STATED PROBLEM: Transcribe each line exactly.

Collected data entries:
———
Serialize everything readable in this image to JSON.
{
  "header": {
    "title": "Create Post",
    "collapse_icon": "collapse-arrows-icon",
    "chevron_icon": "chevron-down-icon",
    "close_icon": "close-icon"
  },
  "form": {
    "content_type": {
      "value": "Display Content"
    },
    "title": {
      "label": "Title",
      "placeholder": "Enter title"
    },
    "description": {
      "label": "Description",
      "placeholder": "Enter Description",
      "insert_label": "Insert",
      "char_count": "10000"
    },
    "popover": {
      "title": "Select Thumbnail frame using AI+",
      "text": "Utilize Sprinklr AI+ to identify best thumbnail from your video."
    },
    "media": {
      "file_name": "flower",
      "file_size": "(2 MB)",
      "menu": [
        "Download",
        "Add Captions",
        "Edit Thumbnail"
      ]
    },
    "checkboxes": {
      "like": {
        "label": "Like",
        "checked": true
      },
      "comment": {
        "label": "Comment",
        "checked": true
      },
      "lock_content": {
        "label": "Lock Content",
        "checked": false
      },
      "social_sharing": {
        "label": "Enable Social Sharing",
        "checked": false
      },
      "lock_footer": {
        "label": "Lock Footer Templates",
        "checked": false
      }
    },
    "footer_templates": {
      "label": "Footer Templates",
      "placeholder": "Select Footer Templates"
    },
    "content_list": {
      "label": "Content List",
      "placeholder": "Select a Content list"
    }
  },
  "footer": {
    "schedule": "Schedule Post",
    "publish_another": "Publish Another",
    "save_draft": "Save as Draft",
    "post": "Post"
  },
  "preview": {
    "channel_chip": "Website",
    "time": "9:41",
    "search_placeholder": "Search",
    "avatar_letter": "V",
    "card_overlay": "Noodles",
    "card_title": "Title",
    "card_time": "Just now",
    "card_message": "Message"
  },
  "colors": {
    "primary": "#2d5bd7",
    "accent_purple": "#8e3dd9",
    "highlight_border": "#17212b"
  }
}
———
THE RESPONSE:
Serialize everything readable in this image to JSON.
{
  "header": {
    "title": "Create Post",
    "collapse_icon": "collapse-arrows-icon",
    "chevron_icon": "chevron-down-icon",
    "close_icon": "close-icon"
  },
  "form": {
    "content_type": {
      "value": "Display Content"
    },
    "title": {
      "label": "Title",
      "placeholder": "Enter title"
    },
    "description": {
      "label": "Description",
      "placeholder": "Enter Description",
      "insert_label": "Insert",
      "char_count": "10000"
    },
    "popover": {
      "title": "Select Thumbnail frame using AI+",
      "text": "Utilize Sprinklr AI+ to identify best thumbnail from your video."
    },
    "media": {
      "file_name": "flower",
      "file_size": "(2 MB)",
      "menu": [
        "Download",
        "Add Captions",
        "Edit Thumbnail"
      ]
    },
    "checkboxes": {
      "like": {
        "label": "Like",
        "checked": true
      },
      "comment": {
        "label": "Comment",
        "checked": true
      },
      "lock_content": {
        "label": "Lock Content",
        "checked": false
      },
      "social_sharing": {
        "label": "Enable Social Sharing",
        "checked": false
      },
      "lock_footer": {
        "label": "Lock Footer Templates",
        "checked": false
      }
    },
    "footer_templates": {
      "label": "Footer Templates",
      "placeholder": "Select Footer Templates"
    },
    "content_list": {
      "label": "Content List",
      "placeholder": "Select a Content list"
    }
  },
  "footer": {
    "schedule": "Schedule Post",
    "publish_another": "Publish Another",
    "save_draft": "Save as Draft",
    "post": "Post"
  },
  "preview": {
    "channel_chip": "Website",
    "time": "9:41",
    "search_placeholder": "Search",
    "avatar_letter": "V",
    "card_overlay": "Noodles",
    "card_title": "Title",
    "card_time": "Just now",
    "card_message": "Message"
  },
  "colors": {
    "primary": "#2d5bd7",
    "accent_purple": "#8e3dd9",
    "highlight_border": "#17212b"
  }
}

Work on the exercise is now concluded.